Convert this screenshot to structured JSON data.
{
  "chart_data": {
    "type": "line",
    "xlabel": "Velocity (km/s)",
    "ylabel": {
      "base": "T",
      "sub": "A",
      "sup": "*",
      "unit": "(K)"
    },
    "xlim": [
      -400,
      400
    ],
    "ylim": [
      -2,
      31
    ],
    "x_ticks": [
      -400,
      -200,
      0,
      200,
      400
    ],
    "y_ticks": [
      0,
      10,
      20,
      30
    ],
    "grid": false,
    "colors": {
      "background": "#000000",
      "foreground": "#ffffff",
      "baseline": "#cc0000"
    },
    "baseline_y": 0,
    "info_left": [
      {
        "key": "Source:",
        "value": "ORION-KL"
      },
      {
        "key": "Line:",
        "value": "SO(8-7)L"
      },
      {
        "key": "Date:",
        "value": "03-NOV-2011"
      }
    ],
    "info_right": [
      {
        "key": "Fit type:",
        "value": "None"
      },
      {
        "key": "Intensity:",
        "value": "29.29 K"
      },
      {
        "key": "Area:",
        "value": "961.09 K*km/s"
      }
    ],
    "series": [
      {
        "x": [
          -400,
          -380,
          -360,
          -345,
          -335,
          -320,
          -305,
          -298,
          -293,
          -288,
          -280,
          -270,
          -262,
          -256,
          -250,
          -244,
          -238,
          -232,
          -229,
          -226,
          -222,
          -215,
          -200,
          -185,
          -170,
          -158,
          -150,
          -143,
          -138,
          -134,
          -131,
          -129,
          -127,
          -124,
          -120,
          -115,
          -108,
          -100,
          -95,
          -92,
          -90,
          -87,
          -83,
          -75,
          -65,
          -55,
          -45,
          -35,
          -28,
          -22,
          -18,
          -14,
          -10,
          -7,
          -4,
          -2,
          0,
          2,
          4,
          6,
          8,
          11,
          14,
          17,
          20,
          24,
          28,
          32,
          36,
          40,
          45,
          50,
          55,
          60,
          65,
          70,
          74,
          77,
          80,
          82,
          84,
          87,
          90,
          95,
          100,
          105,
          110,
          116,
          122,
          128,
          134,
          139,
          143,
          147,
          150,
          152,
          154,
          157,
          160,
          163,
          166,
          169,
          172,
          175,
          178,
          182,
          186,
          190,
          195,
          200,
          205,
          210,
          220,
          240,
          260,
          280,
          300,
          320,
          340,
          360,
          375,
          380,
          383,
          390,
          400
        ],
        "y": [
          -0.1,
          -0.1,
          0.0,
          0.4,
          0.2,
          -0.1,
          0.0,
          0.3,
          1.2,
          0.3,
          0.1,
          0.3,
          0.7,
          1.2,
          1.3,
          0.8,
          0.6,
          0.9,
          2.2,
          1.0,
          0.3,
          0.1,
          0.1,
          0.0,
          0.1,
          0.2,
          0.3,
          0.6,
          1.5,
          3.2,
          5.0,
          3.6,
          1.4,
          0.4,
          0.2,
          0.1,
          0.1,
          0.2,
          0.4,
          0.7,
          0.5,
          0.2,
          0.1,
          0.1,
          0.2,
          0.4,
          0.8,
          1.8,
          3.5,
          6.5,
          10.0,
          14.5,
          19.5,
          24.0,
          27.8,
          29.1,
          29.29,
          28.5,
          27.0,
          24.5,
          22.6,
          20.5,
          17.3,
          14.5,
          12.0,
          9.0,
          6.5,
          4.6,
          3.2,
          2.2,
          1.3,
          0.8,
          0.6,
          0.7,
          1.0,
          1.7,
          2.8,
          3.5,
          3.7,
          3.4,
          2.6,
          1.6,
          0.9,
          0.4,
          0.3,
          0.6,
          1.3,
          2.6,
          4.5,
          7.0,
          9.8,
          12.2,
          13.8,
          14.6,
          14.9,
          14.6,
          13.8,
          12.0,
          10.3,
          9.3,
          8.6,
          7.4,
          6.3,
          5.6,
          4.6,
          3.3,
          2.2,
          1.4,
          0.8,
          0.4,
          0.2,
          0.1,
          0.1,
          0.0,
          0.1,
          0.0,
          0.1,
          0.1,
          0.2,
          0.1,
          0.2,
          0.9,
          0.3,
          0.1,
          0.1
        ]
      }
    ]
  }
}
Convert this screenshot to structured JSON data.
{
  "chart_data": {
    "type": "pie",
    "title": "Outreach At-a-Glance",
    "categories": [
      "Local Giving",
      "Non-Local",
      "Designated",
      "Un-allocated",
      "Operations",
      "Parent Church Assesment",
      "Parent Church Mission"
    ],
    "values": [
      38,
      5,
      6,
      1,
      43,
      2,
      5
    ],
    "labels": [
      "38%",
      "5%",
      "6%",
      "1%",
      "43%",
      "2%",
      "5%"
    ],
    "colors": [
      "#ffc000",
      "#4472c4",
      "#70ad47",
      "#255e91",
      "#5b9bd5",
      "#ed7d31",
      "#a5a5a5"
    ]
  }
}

──────────

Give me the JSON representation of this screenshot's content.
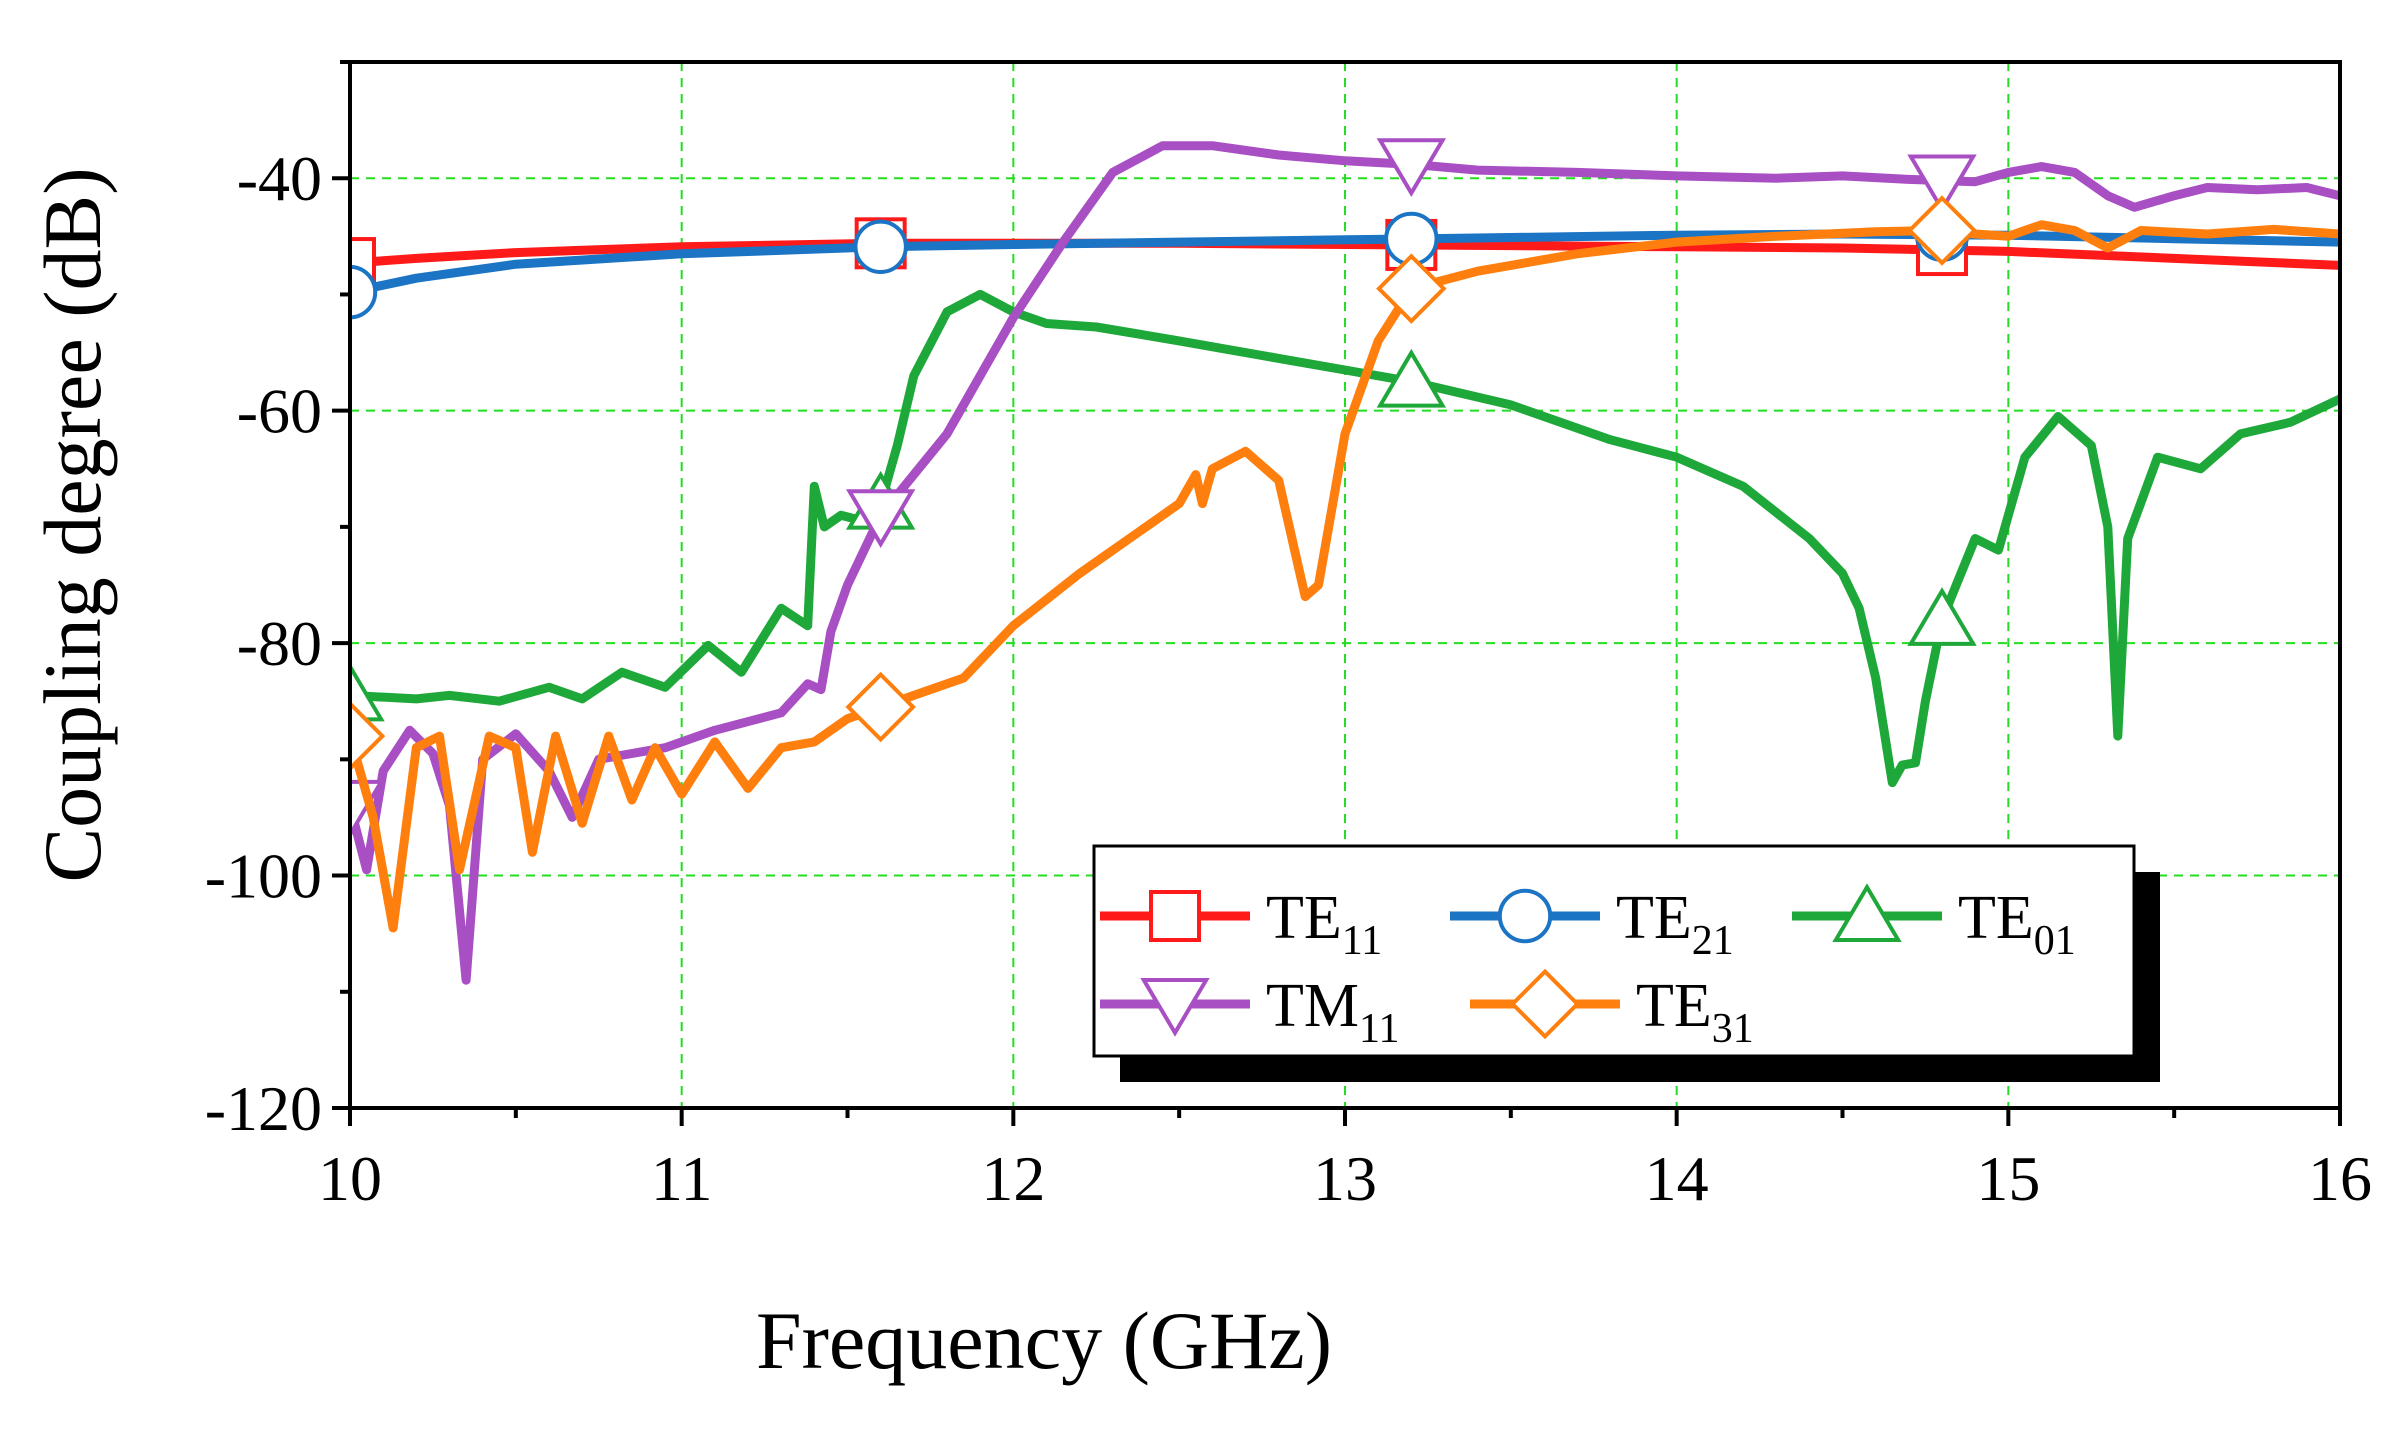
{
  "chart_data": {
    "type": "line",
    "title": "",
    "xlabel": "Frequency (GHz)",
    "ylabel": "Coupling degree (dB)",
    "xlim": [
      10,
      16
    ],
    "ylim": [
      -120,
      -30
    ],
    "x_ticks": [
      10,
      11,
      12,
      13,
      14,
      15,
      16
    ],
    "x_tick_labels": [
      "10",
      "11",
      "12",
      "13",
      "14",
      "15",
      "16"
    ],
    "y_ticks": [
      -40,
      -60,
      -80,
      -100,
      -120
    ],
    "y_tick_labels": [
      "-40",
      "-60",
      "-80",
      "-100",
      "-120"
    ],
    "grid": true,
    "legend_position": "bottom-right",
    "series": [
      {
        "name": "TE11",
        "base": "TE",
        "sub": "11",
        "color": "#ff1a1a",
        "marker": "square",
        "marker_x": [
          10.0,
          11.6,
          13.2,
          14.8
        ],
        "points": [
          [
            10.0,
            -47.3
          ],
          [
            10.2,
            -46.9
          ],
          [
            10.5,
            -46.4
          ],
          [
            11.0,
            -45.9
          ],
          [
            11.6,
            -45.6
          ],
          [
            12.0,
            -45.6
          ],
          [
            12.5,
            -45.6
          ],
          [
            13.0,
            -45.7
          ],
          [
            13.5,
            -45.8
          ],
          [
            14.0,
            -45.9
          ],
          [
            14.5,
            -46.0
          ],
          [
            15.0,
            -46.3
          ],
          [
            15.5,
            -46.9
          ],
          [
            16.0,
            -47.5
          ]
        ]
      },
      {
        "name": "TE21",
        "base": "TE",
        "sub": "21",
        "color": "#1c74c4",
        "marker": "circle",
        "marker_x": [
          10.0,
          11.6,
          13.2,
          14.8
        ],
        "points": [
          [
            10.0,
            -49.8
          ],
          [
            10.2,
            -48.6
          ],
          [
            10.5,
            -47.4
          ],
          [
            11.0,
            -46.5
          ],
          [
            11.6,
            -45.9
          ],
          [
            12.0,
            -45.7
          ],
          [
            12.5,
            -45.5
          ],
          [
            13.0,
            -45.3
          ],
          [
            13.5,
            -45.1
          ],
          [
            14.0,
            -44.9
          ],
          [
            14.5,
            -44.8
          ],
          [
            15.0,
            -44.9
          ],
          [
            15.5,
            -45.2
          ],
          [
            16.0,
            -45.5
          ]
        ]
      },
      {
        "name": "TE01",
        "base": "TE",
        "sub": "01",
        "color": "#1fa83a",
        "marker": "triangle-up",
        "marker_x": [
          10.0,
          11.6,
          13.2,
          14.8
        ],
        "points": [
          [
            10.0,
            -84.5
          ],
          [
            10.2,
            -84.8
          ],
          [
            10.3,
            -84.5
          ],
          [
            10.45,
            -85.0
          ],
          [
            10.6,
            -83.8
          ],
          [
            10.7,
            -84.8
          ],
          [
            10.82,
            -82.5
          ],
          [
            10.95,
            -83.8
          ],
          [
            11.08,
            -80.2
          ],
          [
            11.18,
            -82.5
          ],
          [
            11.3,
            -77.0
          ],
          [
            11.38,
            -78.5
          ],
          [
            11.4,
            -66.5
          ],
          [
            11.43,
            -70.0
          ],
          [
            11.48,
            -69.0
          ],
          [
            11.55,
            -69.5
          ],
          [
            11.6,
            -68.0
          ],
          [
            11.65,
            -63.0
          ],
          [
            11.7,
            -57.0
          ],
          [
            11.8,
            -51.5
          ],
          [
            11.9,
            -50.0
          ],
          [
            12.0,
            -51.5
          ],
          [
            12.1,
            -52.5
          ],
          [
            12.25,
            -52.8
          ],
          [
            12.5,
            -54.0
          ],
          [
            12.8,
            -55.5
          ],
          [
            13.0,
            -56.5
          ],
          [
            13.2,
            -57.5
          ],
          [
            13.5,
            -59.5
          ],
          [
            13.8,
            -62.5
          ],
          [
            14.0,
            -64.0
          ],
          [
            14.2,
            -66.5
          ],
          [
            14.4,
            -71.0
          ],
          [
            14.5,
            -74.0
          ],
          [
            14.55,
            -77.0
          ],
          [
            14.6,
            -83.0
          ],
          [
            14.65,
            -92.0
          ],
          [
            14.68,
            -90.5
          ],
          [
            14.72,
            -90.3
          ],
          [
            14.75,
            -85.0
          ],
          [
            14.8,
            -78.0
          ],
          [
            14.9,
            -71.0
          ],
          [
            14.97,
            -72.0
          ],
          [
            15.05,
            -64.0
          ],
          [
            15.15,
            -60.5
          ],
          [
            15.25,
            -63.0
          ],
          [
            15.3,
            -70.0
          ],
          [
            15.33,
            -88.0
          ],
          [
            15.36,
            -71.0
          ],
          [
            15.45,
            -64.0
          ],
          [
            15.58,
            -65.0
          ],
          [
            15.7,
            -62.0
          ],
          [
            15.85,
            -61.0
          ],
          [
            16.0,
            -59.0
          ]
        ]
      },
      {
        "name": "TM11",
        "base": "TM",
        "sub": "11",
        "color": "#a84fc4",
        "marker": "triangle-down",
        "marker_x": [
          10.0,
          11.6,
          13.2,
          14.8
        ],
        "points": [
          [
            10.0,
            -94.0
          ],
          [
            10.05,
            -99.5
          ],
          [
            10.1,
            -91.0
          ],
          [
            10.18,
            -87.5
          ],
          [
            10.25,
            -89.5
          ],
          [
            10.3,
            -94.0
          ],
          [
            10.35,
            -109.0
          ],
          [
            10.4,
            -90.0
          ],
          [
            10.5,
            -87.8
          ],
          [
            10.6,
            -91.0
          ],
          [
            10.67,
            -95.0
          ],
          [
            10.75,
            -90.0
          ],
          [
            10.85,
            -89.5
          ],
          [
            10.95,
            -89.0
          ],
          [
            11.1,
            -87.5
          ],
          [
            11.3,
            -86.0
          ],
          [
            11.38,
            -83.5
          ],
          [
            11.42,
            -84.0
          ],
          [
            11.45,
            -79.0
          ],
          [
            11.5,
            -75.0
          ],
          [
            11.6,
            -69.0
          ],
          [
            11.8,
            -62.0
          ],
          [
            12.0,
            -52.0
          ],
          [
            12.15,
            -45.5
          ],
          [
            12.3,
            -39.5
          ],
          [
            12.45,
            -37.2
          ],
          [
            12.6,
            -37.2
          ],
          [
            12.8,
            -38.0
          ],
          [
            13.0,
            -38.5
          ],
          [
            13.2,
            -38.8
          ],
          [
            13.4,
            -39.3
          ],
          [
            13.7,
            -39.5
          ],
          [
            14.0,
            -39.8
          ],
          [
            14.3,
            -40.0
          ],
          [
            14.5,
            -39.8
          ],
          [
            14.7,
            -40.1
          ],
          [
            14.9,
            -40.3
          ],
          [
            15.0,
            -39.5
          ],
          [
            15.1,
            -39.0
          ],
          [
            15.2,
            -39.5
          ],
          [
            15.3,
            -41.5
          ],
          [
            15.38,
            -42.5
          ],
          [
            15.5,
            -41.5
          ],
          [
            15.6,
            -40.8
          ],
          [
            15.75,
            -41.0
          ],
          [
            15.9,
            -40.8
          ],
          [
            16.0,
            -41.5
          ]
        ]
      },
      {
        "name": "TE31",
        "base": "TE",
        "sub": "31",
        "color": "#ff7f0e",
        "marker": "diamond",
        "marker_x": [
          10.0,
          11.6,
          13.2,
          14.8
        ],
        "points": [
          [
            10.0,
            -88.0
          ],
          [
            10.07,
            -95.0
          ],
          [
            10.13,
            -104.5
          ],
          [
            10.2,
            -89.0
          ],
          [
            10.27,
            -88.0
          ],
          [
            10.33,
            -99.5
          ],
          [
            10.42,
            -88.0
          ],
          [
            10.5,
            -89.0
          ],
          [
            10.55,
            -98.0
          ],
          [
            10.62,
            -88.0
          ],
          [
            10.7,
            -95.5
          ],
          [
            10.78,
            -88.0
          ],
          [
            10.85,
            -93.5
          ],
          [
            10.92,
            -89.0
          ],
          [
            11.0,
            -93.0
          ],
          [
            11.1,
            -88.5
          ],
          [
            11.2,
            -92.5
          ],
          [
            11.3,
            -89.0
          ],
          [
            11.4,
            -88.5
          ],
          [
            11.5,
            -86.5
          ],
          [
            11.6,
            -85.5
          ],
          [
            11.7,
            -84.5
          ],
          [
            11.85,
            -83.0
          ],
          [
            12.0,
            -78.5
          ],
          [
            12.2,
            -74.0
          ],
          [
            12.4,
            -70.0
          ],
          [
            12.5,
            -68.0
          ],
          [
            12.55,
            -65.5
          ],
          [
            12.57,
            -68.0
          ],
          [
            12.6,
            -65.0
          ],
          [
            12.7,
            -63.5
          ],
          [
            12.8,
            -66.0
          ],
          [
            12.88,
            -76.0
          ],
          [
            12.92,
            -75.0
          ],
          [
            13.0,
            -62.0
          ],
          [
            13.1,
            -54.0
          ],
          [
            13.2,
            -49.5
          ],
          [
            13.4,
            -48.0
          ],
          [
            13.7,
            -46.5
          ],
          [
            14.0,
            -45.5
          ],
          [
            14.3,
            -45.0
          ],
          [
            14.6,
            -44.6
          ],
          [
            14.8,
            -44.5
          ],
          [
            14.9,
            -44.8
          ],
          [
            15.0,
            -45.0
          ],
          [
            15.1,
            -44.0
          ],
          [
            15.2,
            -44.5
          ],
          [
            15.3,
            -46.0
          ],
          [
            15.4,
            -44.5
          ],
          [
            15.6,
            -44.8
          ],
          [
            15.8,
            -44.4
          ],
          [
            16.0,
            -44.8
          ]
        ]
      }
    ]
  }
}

──────────

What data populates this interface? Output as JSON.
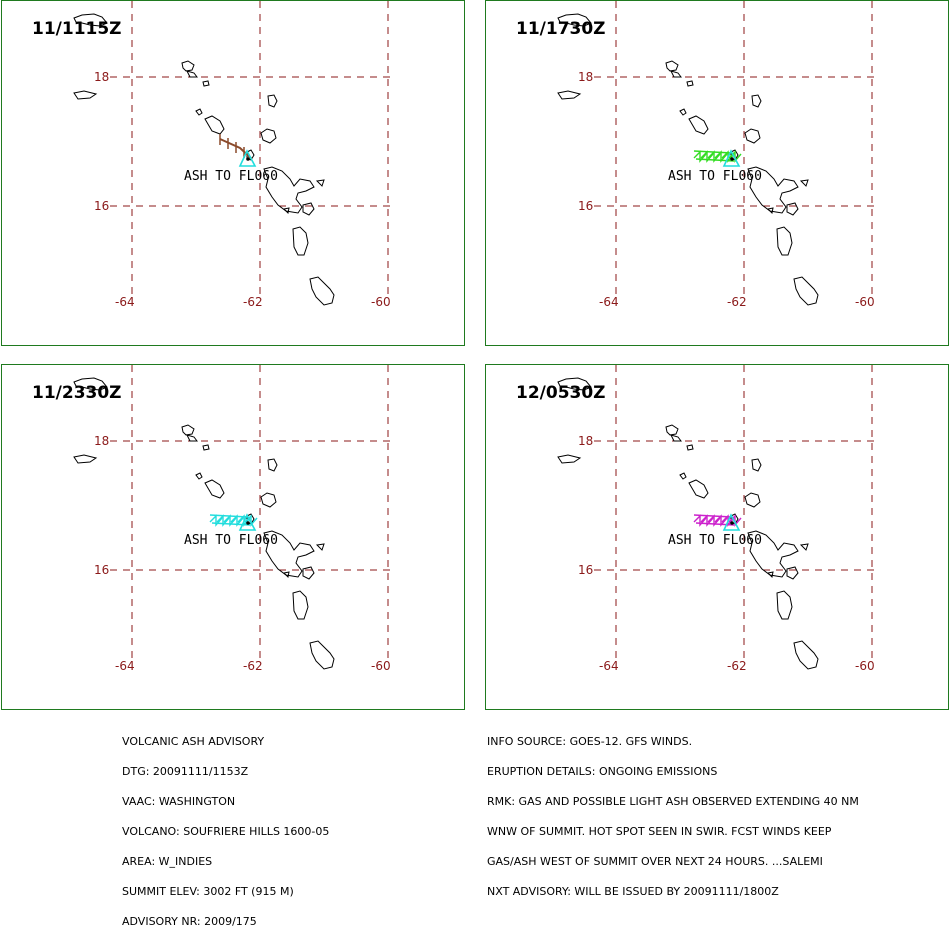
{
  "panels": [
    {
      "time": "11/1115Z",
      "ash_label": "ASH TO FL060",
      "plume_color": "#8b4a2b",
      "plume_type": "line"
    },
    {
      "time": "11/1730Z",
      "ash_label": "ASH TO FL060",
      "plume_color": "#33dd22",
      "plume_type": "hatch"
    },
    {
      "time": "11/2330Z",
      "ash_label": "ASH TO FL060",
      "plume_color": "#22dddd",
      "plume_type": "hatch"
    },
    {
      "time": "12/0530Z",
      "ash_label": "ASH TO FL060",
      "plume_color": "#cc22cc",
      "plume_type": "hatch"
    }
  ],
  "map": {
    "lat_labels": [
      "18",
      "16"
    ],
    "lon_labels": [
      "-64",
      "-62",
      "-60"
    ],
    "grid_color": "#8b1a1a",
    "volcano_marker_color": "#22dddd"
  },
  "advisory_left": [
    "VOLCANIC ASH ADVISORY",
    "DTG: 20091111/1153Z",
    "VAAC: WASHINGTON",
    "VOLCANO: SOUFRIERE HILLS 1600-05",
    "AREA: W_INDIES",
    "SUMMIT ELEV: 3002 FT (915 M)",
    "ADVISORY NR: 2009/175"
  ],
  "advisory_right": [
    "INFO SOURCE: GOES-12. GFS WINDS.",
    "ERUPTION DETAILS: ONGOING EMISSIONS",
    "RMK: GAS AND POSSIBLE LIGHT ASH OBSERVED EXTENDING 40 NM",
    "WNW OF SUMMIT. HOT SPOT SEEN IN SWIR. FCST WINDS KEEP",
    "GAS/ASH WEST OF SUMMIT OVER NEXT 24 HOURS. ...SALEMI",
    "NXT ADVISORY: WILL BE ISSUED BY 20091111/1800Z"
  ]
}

──────────

What needs to be done:
In the records above, collect each line with "triangle".

Written solution:
        "marker": "triangle-up",
        "marker": "triangle-down",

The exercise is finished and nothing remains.